Determine which lines contain the word "that", then copy those lines.

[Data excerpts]
--------------------

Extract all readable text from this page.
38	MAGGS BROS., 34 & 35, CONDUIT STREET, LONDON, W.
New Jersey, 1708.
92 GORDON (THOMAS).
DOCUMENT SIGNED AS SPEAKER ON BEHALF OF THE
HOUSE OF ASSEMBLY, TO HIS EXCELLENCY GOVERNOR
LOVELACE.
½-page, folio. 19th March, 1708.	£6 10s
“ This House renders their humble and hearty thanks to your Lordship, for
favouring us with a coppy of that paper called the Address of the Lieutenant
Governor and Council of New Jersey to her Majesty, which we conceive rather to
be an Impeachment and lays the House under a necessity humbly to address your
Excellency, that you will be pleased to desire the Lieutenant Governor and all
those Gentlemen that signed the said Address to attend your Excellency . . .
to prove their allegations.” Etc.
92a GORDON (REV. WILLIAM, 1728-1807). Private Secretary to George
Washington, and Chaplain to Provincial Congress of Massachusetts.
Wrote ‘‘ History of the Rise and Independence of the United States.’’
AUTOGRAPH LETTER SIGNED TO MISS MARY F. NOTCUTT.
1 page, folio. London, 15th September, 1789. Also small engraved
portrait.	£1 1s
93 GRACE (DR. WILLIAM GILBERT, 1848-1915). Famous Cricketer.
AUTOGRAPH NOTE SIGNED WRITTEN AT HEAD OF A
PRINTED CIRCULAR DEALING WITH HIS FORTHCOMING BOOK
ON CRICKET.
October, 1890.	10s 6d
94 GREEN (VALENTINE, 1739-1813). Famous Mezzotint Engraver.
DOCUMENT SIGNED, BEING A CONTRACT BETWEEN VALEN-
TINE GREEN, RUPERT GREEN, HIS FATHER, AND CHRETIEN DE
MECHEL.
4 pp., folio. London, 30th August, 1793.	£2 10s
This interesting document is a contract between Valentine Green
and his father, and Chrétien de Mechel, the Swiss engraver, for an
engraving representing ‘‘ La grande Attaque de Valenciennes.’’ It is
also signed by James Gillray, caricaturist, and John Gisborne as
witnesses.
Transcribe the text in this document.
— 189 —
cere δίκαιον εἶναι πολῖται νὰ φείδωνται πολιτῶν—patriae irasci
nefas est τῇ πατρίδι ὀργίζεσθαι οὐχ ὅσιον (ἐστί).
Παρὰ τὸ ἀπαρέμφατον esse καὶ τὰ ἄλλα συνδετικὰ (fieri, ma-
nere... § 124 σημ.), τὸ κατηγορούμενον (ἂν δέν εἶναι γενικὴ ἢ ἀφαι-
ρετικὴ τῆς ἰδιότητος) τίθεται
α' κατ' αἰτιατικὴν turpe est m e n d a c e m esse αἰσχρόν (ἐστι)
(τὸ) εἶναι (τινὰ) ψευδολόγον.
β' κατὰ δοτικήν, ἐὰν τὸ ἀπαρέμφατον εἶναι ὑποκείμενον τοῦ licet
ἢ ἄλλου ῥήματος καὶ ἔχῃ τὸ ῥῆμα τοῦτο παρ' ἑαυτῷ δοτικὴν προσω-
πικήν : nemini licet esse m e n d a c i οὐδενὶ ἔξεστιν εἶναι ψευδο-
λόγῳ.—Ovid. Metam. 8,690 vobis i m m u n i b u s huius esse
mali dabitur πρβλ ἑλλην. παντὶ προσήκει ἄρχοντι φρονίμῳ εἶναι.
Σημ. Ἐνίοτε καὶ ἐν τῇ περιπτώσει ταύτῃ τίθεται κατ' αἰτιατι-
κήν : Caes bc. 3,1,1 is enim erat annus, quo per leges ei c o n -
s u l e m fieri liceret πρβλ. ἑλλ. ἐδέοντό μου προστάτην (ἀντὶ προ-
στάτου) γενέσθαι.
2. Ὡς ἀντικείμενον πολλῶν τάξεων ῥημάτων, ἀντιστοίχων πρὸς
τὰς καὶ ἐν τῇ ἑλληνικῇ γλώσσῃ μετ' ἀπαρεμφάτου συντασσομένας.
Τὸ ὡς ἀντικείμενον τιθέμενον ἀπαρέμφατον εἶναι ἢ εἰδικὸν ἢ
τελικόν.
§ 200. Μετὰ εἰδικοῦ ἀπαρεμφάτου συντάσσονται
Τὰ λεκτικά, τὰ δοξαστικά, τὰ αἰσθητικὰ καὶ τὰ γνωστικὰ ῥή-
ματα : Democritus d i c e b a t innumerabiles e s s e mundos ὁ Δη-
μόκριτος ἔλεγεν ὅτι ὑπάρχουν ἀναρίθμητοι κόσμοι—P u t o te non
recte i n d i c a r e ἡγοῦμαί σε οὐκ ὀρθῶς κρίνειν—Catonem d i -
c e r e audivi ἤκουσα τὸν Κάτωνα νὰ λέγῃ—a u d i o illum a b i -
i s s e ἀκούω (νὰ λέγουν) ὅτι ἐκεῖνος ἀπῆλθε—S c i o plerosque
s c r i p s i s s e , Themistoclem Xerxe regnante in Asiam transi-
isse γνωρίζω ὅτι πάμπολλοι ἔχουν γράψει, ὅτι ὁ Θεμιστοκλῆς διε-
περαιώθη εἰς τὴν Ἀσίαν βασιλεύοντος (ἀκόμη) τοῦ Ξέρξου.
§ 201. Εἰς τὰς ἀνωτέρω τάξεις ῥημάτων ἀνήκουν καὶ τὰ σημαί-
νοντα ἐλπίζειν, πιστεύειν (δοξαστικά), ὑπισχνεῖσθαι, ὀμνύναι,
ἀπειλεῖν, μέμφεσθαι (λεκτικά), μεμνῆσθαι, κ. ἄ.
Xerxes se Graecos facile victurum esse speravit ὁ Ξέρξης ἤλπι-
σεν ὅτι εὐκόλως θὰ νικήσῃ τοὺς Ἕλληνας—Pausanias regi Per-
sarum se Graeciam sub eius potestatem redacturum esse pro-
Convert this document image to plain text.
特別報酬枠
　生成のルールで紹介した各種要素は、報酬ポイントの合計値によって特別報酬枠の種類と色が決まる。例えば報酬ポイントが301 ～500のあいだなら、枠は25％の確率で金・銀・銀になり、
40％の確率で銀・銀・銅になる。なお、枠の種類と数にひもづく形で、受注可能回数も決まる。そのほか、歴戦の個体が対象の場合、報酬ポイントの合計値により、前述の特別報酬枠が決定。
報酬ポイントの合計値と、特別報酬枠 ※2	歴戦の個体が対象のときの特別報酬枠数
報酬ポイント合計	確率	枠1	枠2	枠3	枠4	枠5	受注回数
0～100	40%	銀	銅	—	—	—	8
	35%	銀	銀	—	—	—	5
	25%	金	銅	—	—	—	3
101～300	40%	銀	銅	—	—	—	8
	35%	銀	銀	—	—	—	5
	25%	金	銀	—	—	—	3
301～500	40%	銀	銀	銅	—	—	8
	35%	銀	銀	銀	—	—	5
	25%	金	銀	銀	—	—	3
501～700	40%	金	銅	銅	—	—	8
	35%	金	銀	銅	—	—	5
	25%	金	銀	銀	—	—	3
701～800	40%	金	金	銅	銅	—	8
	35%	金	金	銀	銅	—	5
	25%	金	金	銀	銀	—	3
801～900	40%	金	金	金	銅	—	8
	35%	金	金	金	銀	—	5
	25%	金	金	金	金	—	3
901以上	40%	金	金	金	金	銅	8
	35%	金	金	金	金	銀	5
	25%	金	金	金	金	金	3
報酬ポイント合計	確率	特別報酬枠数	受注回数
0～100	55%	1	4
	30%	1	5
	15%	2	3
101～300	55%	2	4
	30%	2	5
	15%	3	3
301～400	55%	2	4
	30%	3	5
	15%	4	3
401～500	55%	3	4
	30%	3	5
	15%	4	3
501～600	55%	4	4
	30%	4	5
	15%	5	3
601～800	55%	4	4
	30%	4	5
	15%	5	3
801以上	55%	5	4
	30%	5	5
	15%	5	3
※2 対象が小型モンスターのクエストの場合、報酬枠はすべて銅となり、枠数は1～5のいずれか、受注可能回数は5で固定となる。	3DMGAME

--------------------

## EXERCISE RESPONSE
favouring us with a coppy of that paper called the Address of the Lieutenant
Excellency, that you will be pleased to desire the Lieutenant Governor and all
those Gentlemen that signed the said Address to attend your Excellency . . .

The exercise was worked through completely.